Requirements:
Write out the whole listing, matching it exactly.

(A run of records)
((

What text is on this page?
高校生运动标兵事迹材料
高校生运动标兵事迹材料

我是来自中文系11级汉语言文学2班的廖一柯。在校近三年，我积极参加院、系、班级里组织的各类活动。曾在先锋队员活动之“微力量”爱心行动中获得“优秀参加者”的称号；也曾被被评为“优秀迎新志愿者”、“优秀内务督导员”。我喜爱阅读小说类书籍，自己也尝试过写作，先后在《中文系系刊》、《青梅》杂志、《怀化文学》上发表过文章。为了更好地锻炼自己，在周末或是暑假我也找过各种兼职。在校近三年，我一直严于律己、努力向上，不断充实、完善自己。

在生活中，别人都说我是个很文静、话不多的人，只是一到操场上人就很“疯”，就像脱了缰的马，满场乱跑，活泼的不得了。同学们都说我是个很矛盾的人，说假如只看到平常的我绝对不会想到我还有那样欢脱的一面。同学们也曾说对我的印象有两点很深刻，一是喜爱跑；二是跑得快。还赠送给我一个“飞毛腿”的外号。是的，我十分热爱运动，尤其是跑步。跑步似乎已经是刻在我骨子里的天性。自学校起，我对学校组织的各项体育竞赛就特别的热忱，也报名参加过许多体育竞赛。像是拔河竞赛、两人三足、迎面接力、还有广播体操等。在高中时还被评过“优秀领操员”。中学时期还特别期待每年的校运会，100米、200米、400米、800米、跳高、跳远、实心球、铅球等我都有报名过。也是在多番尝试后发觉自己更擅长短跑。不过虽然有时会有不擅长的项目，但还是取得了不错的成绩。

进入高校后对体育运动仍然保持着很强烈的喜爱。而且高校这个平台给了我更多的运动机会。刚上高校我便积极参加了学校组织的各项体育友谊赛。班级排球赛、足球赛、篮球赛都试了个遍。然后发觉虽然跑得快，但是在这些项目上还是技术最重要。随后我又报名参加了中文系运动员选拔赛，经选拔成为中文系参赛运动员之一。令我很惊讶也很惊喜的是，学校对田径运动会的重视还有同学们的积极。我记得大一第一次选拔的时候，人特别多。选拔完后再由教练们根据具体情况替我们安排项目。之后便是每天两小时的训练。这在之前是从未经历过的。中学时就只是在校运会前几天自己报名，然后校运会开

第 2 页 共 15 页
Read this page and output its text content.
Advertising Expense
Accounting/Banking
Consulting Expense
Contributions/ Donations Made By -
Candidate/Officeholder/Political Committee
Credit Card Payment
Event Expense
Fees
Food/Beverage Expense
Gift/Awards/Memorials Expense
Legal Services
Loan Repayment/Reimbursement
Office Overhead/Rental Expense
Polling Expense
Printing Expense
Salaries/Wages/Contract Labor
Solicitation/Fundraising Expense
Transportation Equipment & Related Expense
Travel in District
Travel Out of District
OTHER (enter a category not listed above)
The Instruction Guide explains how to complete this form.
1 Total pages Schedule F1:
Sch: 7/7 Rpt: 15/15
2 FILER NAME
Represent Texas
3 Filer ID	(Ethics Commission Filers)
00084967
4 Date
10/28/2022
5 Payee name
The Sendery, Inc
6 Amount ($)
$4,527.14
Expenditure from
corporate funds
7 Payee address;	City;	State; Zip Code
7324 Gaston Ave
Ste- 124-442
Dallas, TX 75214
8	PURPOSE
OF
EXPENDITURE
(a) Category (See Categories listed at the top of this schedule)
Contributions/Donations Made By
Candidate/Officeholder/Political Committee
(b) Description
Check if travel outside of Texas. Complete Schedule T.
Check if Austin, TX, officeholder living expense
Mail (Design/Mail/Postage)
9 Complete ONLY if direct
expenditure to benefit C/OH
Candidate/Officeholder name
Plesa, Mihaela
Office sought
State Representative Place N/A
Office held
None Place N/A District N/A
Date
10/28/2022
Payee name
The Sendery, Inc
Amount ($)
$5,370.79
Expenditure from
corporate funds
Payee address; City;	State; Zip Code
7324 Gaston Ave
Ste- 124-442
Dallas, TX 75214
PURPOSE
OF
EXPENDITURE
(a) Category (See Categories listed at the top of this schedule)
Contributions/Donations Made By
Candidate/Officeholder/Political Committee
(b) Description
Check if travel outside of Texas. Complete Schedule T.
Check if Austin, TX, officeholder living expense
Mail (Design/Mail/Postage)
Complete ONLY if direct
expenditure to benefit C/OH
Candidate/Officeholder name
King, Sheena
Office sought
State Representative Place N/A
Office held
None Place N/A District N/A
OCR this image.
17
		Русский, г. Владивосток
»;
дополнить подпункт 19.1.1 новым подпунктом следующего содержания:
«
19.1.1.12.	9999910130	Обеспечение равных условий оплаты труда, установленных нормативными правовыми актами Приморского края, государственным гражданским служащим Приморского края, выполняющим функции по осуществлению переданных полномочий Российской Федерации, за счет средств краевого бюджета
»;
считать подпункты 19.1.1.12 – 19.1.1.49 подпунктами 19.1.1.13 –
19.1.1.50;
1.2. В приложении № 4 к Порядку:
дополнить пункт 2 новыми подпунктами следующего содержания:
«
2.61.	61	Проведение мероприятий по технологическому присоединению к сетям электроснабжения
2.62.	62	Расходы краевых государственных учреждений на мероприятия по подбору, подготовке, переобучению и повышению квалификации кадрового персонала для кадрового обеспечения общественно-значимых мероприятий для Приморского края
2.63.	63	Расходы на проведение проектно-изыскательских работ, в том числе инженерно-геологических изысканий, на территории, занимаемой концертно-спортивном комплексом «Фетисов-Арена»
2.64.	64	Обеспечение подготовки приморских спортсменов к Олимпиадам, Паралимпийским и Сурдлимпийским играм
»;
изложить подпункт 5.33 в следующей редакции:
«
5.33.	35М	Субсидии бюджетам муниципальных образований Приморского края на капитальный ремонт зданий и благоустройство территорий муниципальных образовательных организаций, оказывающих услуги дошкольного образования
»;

))

Solution to this task:
What text is on this page?
高校生运动标兵事迹材料
高校生运动标兵事迹材料

我是来自中文系11级汉语言文学2班的廖一柯。在校近三年，我积极参加院、系、班级里组织的各类活动。曾在先锋队员活动之“微力量”爱心行动中获得“优秀参加者”的称号；也曾被被评为“优秀迎新志愿者”、“优秀内务督导员”。我喜爱阅读小说类书籍，自己也尝试过写作，先后在《中文系系刊》、《青梅》杂志、《怀化文学》上发表过文章。为了更好地锻炼自己，在周末或是暑假我也找过各种兼职。在校近三年，我一直严于律己、努力向上，不断充实、完善自己。

在生活中，别人都说我是个很文静、话不多的人，只是一到操场上人就很“疯”，就像脱了缰的马，满场乱跑，活泼的不得了。同学们都说我是个很矛盾的人，说假如只看到平常的我绝对不会想到我还有那样欢脱的一面。同学们也曾说对我的印象有两点很深刻，一是喜爱跑；二是跑得快。还赠送给我一个“飞毛腿”的外号。是的，我十分热爱运动，尤其是跑步。跑步似乎已经是刻在我骨子里的天性。自学校起，我对学校组织的各项体育竞赛就特别的热忱，也报名参加过许多体育竞赛。像是拔河竞赛、两人三足、迎面接力、还有广播体操等。在高中时还被评过“优秀领操员”。中学时期还特别期待每年的校运会，100米、200米、400米、800米、跳高、跳远、实心球、铅球等我都有报名过。也是在多番尝试后发觉自己更擅长短跑。不过虽然有时会有不擅长的项目，但还是取得了不错的成绩。

进入高校后对体育运动仍然保持着很强烈的喜爱。而且高校这个平台给了我更多的运动机会。刚上高校我便积极参加了学校组织的各项体育友谊赛。班级排球赛、足球赛、篮球赛都试了个遍。然后发觉虽然跑得快，但是在这些项目上还是技术最重要。随后我又报名参加了中文系运动员选拔赛，经选拔成为中文系参赛运动员之一。令我很惊讶也很惊喜的是，学校对田径运动会的重视还有同学们的积极。我记得大一第一次选拔的时候，人特别多。选拔完后再由教练们根据具体情况替我们安排项目。之后便是每天两小时的训练。这在之前是从未经历过的。中学时就只是在校运会前几天自己报名，然后校运会开

第 2 页 共 15 页
Read this page and output its text content.
Advertising Expense
Accounting/Banking
Consulting Expense
Contributions/ Donations Made By -
Candidate/Officeholder/Political Committee
Credit Card Payment
Event Expense
Fees
Food/Beverage Expense
Gift/Awards/Memorials Expense
Legal Services
Loan Repayment/Reimbursement
Office Overhead/Rental Expense
Polling Expense
Printing Expense
Salaries/Wages/Contract Labor
Solicitation/Fundraising Expense
Transportation Equipment & Related Expense
Travel in District
Travel Out of District
OTHER (enter a category not listed above)
The Instruction Guide explains how to complete this form.
1 Total pages Schedule F1:
Sch: 7/7 Rpt: 15/15
2 FILER NAME
Represent Texas
3 Filer ID	(Ethics Commission Filers)
00084967
4 Date
10/28/2022
5 Payee name
The Sendery, Inc
6 Amount ($)
$4,527.14
Expenditure from
corporate funds
7 Payee address;	City;	State; Zip Code
7324 Gaston Ave
Ste- 124-442
Dallas, TX 75214
8	PURPOSE
OF
EXPENDITURE
(a) Category (See Categories listed at the top of this schedule)
Contributions/Donations Made By
Candidate/Officeholder/Political Committee
(b) Description
Check if travel outside of Texas. Complete Schedule T.
Check if Austin, TX, officeholder living expense
Mail (Design/Mail/Postage)
9 Complete ONLY if direct
expenditure to benefit C/OH
Candidate/Officeholder name
Plesa, Mihaela
Office sought
State Representative Place N/A
Office held
None Place N/A District N/A
Date
10/28/2022
Payee name
The Sendery, Inc
Amount ($)
$5,370.79
Expenditure from
corporate funds
Payee address; City;	State; Zip Code
7324 Gaston Ave
Ste- 124-442
Dallas, TX 75214
PURPOSE
OF
EXPENDITURE
(a) Category (See Categories listed at the top of this schedule)
Contributions/Donations Made By
Candidate/Officeholder/Political Committee
(b) Description
Check if travel outside of Texas. Complete Schedule T.
Check if Austin, TX, officeholder living expense
Mail (Design/Mail/Postage)
Complete ONLY if direct
expenditure to benefit C/OH
Candidate/Officeholder name
King, Sheena
Office sought
State Representative Place N/A
Office held
None Place N/A District N/A
OCR this image.
17
		Русский, г. Владивосток
»;
дополнить подпункт 19.1.1 новым подпунктом следующего содержания:
«
19.1.1.12.	9999910130	Обеспечение равных условий оплаты труда, установленных нормативными правовыми актами Приморского края, государственным гражданским служащим Приморского края, выполняющим функции по осуществлению переданных полномочий Российской Федерации, за счет средств краевого бюджета
»;
считать подпункты 19.1.1.12 – 19.1.1.49 подпунктами 19.1.1.13 –
19.1.1.50;
1.2. В приложении № 4 к Порядку:
дополнить пункт 2 новыми подпунктами следующего содержания:
«
2.61.	61	Проведение мероприятий по технологическому присоединению к сетям электроснабжения
2.62.	62	Расходы краевых государственных учреждений на мероприятия по подбору, подготовке, переобучению и повышению квалификации кадрового персонала для кадрового обеспечения общественно-значимых мероприятий для Приморского края
2.63.	63	Расходы на проведение проектно-изыскательских работ, в том числе инженерно-геологических изысканий, на территории, занимаемой концертно-спортивном комплексом «Фетисов-Арена»
2.64.	64	Обеспечение подготовки приморских спортсменов к Олимпиадам, Паралимпийским и Сурдлимпийским играм
»;
изложить подпункт 5.33 в следующей редакции:
«
5.33.	35М	Субсидии бюджетам муниципальных образований Приморского края на капитальный ремонт зданий и благоустройство территорий муниципальных образовательных организаций, оказывающих услуги дошкольного образования
»;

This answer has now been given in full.